§ Short task: Word for word, quote all of the material, omitting the pictures.

───── Extracted records

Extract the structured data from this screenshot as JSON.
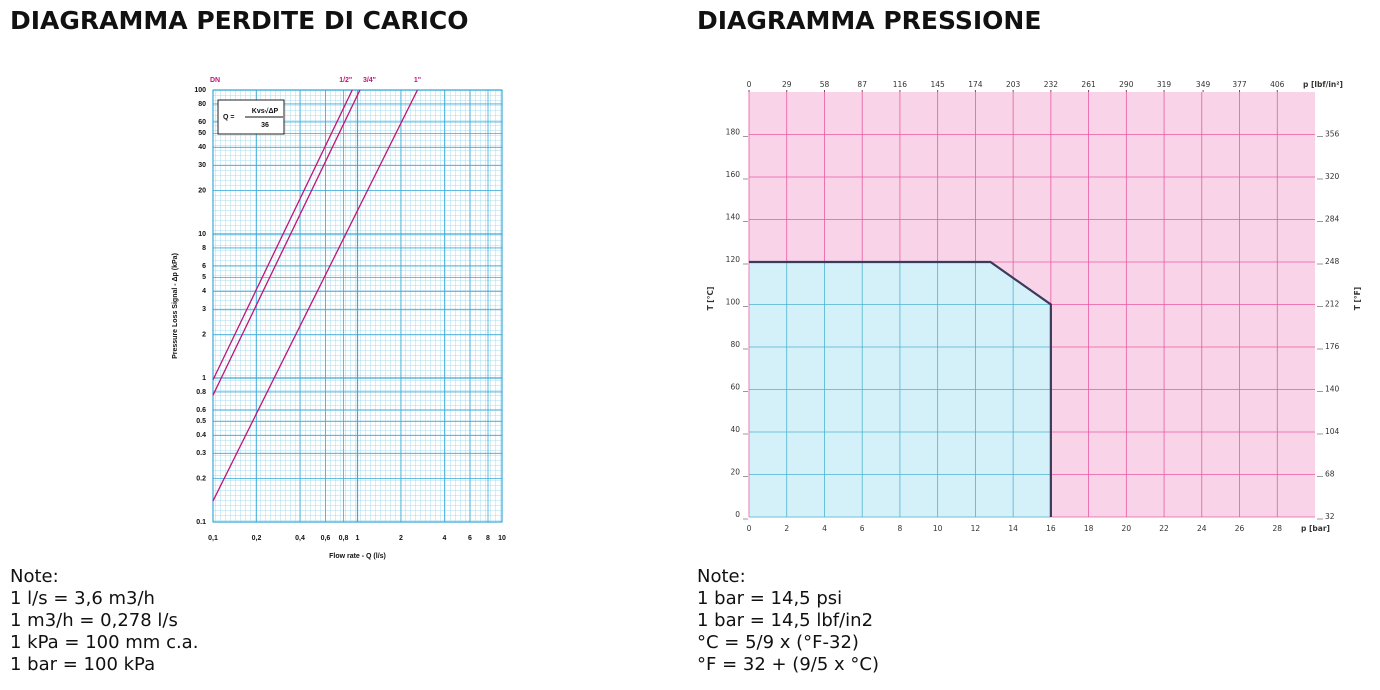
{
  "chart_data": [
    {
      "type": "line",
      "title": "DIAGRAMMA PERDITE DI CARICO",
      "xlabel": "Flow rate - Q (l/s)",
      "ylabel": "Pressure Loss Signal - Δp (kPa)",
      "log_x": true,
      "log_y": true,
      "grid": true,
      "grid_color": "#3aa9d8",
      "xlim": [
        0.1,
        10
      ],
      "ylim": [
        0.1,
        100
      ],
      "xticks": [
        {
          "value": 0.1,
          "label": "0,1"
        },
        {
          "value": 0.2,
          "label": "0,2"
        },
        {
          "value": 0.4,
          "label": "0,4"
        },
        {
          "value": 0.6,
          "label": "0,6"
        },
        {
          "value": 0.8,
          "label": "0,8"
        },
        1,
        2,
        4,
        6,
        8,
        10
      ],
      "yticks": [
        0.1,
        0.2,
        0.3,
        0.4,
        0.5,
        0.6,
        0.8,
        1,
        2,
        3,
        4,
        5,
        6,
        8,
        10,
        20,
        30,
        40,
        50,
        60,
        80,
        100
      ],
      "legend_title": "DN",
      "formula": {
        "lhs": "Q =",
        "numerator": "Kvs√ΔP",
        "denominator": "36"
      },
      "series": [
        {
          "name": "1/2\"",
          "color": "#c0147a",
          "x": [
            0.1,
            0.92
          ],
          "values": [
            0.97,
            100
          ]
        },
        {
          "name": "3/4\"",
          "color": "#c0147a",
          "x": [
            0.1,
            1.04
          ],
          "values": [
            0.76,
            100
          ]
        },
        {
          "name": "1\"",
          "color": "#c0147a",
          "x": [
            0.1,
            2.6
          ],
          "values": [
            0.14,
            100
          ]
        }
      ],
      "notes": [
        "Note:",
        "1 l/s = 3,6 m3/h",
        "1 m3/h = 0,278 l/s",
        "1 kPa = 100 mm c.a.",
        "1 bar = 100 kPa"
      ]
    },
    {
      "type": "area",
      "title": "DIAGRAMMA PRESSIONE",
      "xlabel": "p [bar]",
      "x2label": "p [lbf/in²]",
      "ylabel": "T [°C]",
      "y2label": "T [°F]",
      "grid": true,
      "background": "#f9d4e8",
      "grid_color": "#e85aa3",
      "xlim": [
        0,
        30
      ],
      "xticks": [
        0,
        2,
        4,
        6,
        8,
        10,
        12,
        14,
        16,
        18,
        20,
        22,
        24,
        26,
        28
      ],
      "x2lim": [
        0,
        435
      ],
      "x2ticks": [
        0,
        29,
        58,
        87,
        116,
        145,
        174,
        203,
        232,
        261,
        290,
        319,
        349,
        377,
        406
      ],
      "ylim": [
        0,
        200
      ],
      "yticks": [
        0,
        20,
        40,
        60,
        80,
        100,
        120,
        140,
        160,
        180
      ],
      "y2lim": [
        32,
        392
      ],
      "y2ticks": [
        32,
        68,
        104,
        140,
        176,
        212,
        248,
        284,
        320,
        356
      ],
      "series": [
        {
          "color": "#3a3a5c",
          "fill": "#d4f1f9",
          "grid_color": "#4fb3cf",
          "x": [
            0,
            12.8,
            16,
            16
          ],
          "values": [
            120,
            120,
            100,
            0
          ]
        }
      ],
      "notes": [
        "Note:",
        "1 bar = 14,5 psi",
        "1 bar = 14,5 lbf/in2",
        "°C = 5/9 x (°F-32)",
        "°F = 32 + (9/5 x °C)"
      ]
    }
  ]
}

──────────

§ Task output:
Extract the structured data from this screenshot as JSON.
{
  "chart_data": [
    {
      "type": "line",
      "title": "DIAGRAMMA PERDITE DI CARICO",
      "xlabel": "Flow rate - Q (l/s)",
      "ylabel": "Pressure Loss Signal - Δp (kPa)",
      "log_x": true,
      "log_y": true,
      "grid": true,
      "grid_color": "#3aa9d8",
      "xlim": [
        0.1,
        10
      ],
      "ylim": [
        0.1,
        100
      ],
      "xticks": [
        {
          "value": 0.1,
          "label": "0,1"
        },
        {
          "value": 0.2,
          "label": "0,2"
        },
        {
          "value": 0.4,
          "label": "0,4"
        },
        {
          "value": 0.6,
          "label": "0,6"
        },
        {
          "value": 0.8,
          "label": "0,8"
        },
        1,
        2,
        4,
        6,
        8,
        10
      ],
      "yticks": [
        0.1,
        0.2,
        0.3,
        0.4,
        0.5,
        0.6,
        0.8,
        1,
        2,
        3,
        4,
        5,
        6,
        8,
        10,
        20,
        30,
        40,
        50,
        60,
        80,
        100
      ],
      "legend_title": "DN",
      "formula": {
        "lhs": "Q =",
        "numerator": "Kvs√ΔP",
        "denominator": "36"
      },
      "series": [
        {
          "name": "1/2\"",
          "color": "#c0147a",
          "x": [
            0.1,
            0.92
          ],
          "values": [
            0.97,
            100
          ]
        },
        {
          "name": "3/4\"",
          "color": "#c0147a",
          "x": [
            0.1,
            1.04
          ],
          "values": [
            0.76,
            100
          ]
        },
        {
          "name": "1\"",
          "color": "#c0147a",
          "x": [
            0.1,
            2.6
          ],
          "values": [
            0.14,
            100
          ]
        }
      ],
      "notes": [
        "Note:",
        "1 l/s = 3,6 m3/h",
        "1 m3/h = 0,278 l/s",
        "1 kPa = 100 mm c.a.",
        "1 bar = 100 kPa"
      ]
    },
    {
      "type": "area",
      "title": "DIAGRAMMA PRESSIONE",
      "xlabel": "p [bar]",
      "x2label": "p [lbf/in²]",
      "ylabel": "T [°C]",
      "y2label": "T [°F]",
      "grid": true,
      "background": "#f9d4e8",
      "grid_color": "#e85aa3",
      "xlim": [
        0,
        30
      ],
      "xticks": [
        0,
        2,
        4,
        6,
        8,
        10,
        12,
        14,
        16,
        18,
        20,
        22,
        24,
        26,
        28
      ],
      "x2lim": [
        0,
        435
      ],
      "x2ticks": [
        0,
        29,
        58,
        87,
        116,
        145,
        174,
        203,
        232,
        261,
        290,
        319,
        349,
        377,
        406
      ],
      "ylim": [
        0,
        200
      ],
      "yticks": [
        0,
        20,
        40,
        60,
        80,
        100,
        120,
        140,
        160,
        180
      ],
      "y2lim": [
        32,
        392
      ],
      "y2ticks": [
        32,
        68,
        104,
        140,
        176,
        212,
        248,
        284,
        320,
        356
      ],
      "series": [
        {
          "color": "#3a3a5c",
          "fill": "#d4f1f9",
          "grid_color": "#4fb3cf",
          "x": [
            0,
            12.8,
            16,
            16
          ],
          "values": [
            120,
            120,
            100,
            0
          ]
        }
      ],
      "notes": [
        "Note:",
        "1 bar = 14,5 psi",
        "1 bar = 14,5 lbf/in2",
        "°C = 5/9 x (°F-32)",
        "°F = 32 + (9/5 x °C)"
      ]
    }
  ]
}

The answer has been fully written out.